Task to carry out » Read the data and repeat it in full, exactly.

Records from a collection of figures »
(begin)

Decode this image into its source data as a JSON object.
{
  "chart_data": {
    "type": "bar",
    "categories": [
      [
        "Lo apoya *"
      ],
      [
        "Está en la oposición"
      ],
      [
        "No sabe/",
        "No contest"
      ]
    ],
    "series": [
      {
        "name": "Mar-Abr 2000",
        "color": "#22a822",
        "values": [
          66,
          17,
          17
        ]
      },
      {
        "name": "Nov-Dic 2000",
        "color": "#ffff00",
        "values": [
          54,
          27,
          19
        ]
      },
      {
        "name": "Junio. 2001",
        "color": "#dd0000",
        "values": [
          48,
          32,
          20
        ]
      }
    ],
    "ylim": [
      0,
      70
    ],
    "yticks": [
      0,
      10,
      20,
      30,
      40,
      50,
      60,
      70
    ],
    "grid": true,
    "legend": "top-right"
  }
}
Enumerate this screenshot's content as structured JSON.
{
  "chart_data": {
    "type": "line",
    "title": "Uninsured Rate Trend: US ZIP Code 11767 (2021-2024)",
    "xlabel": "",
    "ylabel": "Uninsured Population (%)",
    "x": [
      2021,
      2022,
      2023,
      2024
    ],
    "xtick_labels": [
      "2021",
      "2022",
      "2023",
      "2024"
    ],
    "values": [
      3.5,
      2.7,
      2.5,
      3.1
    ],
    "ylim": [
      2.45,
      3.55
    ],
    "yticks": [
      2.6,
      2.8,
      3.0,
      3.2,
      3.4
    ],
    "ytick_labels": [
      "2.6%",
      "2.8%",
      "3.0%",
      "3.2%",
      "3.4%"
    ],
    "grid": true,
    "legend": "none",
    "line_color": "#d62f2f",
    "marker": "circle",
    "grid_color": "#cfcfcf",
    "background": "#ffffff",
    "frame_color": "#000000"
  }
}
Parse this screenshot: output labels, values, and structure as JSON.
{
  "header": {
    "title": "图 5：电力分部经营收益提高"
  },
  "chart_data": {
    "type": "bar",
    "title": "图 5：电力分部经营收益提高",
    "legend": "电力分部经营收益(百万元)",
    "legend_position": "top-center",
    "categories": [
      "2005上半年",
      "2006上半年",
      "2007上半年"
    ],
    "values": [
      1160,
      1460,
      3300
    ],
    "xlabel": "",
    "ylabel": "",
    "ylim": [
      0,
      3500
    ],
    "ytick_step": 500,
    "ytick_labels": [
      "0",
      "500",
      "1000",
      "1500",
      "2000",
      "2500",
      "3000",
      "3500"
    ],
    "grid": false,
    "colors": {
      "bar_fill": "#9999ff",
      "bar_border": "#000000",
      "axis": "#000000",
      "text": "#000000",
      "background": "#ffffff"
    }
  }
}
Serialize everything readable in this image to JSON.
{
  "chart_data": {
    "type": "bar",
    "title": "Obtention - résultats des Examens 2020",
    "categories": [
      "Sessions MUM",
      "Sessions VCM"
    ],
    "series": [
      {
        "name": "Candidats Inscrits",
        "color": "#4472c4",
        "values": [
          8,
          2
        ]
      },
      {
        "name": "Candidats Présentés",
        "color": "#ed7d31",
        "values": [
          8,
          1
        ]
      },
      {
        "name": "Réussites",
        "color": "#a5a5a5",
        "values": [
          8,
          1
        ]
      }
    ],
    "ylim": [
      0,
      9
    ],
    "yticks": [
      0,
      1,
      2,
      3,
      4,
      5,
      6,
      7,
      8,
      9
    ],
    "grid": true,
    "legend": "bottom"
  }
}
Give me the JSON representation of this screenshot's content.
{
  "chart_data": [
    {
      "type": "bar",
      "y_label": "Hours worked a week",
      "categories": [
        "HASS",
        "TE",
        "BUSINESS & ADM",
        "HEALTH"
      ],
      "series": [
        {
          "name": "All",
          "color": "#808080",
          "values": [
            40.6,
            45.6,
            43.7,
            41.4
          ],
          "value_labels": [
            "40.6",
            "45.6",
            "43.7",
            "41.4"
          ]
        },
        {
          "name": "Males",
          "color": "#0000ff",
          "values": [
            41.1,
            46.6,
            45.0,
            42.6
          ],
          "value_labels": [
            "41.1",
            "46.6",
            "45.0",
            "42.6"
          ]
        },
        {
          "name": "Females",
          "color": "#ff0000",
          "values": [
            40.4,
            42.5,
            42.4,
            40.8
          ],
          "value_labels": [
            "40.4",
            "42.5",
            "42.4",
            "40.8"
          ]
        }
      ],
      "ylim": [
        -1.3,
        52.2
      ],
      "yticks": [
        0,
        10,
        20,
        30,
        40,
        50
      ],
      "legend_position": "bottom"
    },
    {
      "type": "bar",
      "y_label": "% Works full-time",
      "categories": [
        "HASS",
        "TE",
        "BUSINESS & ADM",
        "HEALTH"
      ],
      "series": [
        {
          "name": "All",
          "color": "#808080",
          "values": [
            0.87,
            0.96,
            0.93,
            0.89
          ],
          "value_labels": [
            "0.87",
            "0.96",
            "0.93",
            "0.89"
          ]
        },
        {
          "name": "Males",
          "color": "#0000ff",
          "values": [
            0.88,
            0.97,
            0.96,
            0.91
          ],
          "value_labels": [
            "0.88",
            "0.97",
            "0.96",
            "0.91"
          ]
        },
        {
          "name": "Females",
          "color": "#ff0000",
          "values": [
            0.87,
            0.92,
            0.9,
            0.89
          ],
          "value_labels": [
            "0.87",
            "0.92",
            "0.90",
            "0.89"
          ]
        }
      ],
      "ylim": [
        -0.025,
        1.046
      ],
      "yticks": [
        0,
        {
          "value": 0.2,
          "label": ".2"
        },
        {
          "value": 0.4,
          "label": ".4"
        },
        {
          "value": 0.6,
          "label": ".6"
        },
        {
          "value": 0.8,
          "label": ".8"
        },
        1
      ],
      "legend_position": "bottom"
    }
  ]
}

(end)

Completed exercise »
Decode this image into its source data as a JSON object.
{
  "chart_data": {
    "type": "bar",
    "categories": [
      [
        "Lo apoya *"
      ],
      [
        "Está en la oposición"
      ],
      [
        "No sabe/",
        "No contest"
      ]
    ],
    "series": [
      {
        "name": "Mar-Abr 2000",
        "color": "#22a822",
        "values": [
          66,
          17,
          17
        ]
      },
      {
        "name": "Nov-Dic 2000",
        "color": "#ffff00",
        "values": [
          54,
          27,
          19
        ]
      },
      {
        "name": "Junio. 2001",
        "color": "#dd0000",
        "values": [
          48,
          32,
          20
        ]
      }
    ],
    "ylim": [
      0,
      70
    ],
    "yticks": [
      0,
      10,
      20,
      30,
      40,
      50,
      60,
      70
    ],
    "grid": true,
    "legend": "top-right"
  }
}
Enumerate this screenshot's content as structured JSON.
{
  "chart_data": {
    "type": "line",
    "title": "Uninsured Rate Trend: US ZIP Code 11767 (2021-2024)",
    "xlabel": "",
    "ylabel": "Uninsured Population (%)",
    "x": [
      2021,
      2022,
      2023,
      2024
    ],
    "xtick_labels": [
      "2021",
      "2022",
      "2023",
      "2024"
    ],
    "values": [
      3.5,
      2.7,
      2.5,
      3.1
    ],
    "ylim": [
      2.45,
      3.55
    ],
    "yticks": [
      2.6,
      2.8,
      3.0,
      3.2,
      3.4
    ],
    "ytick_labels": [
      "2.6%",
      "2.8%",
      "3.0%",
      "3.2%",
      "3.4%"
    ],
    "grid": true,
    "legend": "none",
    "line_color": "#d62f2f",
    "marker": "circle",
    "grid_color": "#cfcfcf",
    "background": "#ffffff",
    "frame_color": "#000000"
  }
}
Parse this screenshot: output labels, values, and structure as JSON.
{
  "header": {
    "title": "图 5：电力分部经营收益提高"
  },
  "chart_data": {
    "type": "bar",
    "title": "图 5：电力分部经营收益提高",
    "legend": "电力分部经营收益(百万元)",
    "legend_position": "top-center",
    "categories": [
      "2005上半年",
      "2006上半年",
      "2007上半年"
    ],
    "values": [
      1160,
      1460,
      3300
    ],
    "xlabel": "",
    "ylabel": "",
    "ylim": [
      0,
      3500
    ],
    "ytick_step": 500,
    "ytick_labels": [
      "0",
      "500",
      "1000",
      "1500",
      "2000",
      "2500",
      "3000",
      "3500"
    ],
    "grid": false,
    "colors": {
      "bar_fill": "#9999ff",
      "bar_border": "#000000",
      "axis": "#000000",
      "text": "#000000",
      "background": "#ffffff"
    }
  }
}
Serialize everything readable in this image to JSON.
{
  "chart_data": {
    "type": "bar",
    "title": "Obtention - résultats des Examens 2020",
    "categories": [
      "Sessions MUM",
      "Sessions VCM"
    ],
    "series": [
      {
        "name": "Candidats Inscrits",
        "color": "#4472c4",
        "values": [
          8,
          2
        ]
      },
      {
        "name": "Candidats Présentés",
        "color": "#ed7d31",
        "values": [
          8,
          1
        ]
      },
      {
        "name": "Réussites",
        "color": "#a5a5a5",
        "values": [
          8,
          1
        ]
      }
    ],
    "ylim": [
      0,
      9
    ],
    "yticks": [
      0,
      1,
      2,
      3,
      4,
      5,
      6,
      7,
      8,
      9
    ],
    "grid": true,
    "legend": "bottom"
  }
}
Give me the JSON representation of this screenshot's content.
{
  "chart_data": [
    {
      "type": "bar",
      "y_label": "Hours worked a week",
      "categories": [
        "HASS",
        "TE",
        "BUSINESS & ADM",
        "HEALTH"
      ],
      "series": [
        {
          "name": "All",
          "color": "#808080",
          "values": [
            40.6,
            45.6,
            43.7,
            41.4
          ],
          "value_labels": [
            "40.6",
            "45.6",
            "43.7",
            "41.4"
          ]
        },
        {
          "name": "Males",
          "color": "#0000ff",
          "values": [
            41.1,
            46.6,
            45.0,
            42.6
          ],
          "value_labels": [
            "41.1",
            "46.6",
            "45.0",
            "42.6"
          ]
        },
        {
          "name": "Females",
          "color": "#ff0000",
          "values": [
            40.4,
            42.5,
            42.4,
            40.8
          ],
          "value_labels": [
            "40.4",
            "42.5",
            "42.4",
            "40.8"
          ]
        }
      ],
      "ylim": [
        -1.3,
        52.2
      ],
      "yticks": [
        0,
        10,
        20,
        30,
        40,
        50
      ],
      "legend_position": "bottom"
    },
    {
      "type": "bar",
      "y_label": "% Works full-time",
      "categories": [
        "HASS",
        "TE",
        "BUSINESS & ADM",
        "HEALTH"
      ],
      "series": [
        {
          "name": "All",
          "color": "#808080",
          "values": [
            0.87,
            0.96,
            0.93,
            0.89
          ],
          "value_labels": [
            "0.87",
            "0.96",
            "0.93",
            "0.89"
          ]
        },
        {
          "name": "Males",
          "color": "#0000ff",
          "values": [
            0.88,
            0.97,
            0.96,
            0.91
          ],
          "value_labels": [
            "0.88",
            "0.97",
            "0.96",
            "0.91"
          ]
        },
        {
          "name": "Females",
          "color": "#ff0000",
          "values": [
            0.87,
            0.92,
            0.9,
            0.89
          ],
          "value_labels": [
            "0.87",
            "0.92",
            "0.90",
            "0.89"
          ]
        }
      ],
      "ylim": [
        -0.025,
        1.046
      ],
      "yticks": [
        0,
        {
          "value": 0.2,
          "label": ".2"
        },
        {
          "value": 0.4,
          "label": ".4"
        },
        {
          "value": 0.6,
          "label": ".6"
        },
        {
          "value": 0.8,
          "label": ".8"
        },
        1
      ],
      "legend_position": "bottom"
    }
  ]
}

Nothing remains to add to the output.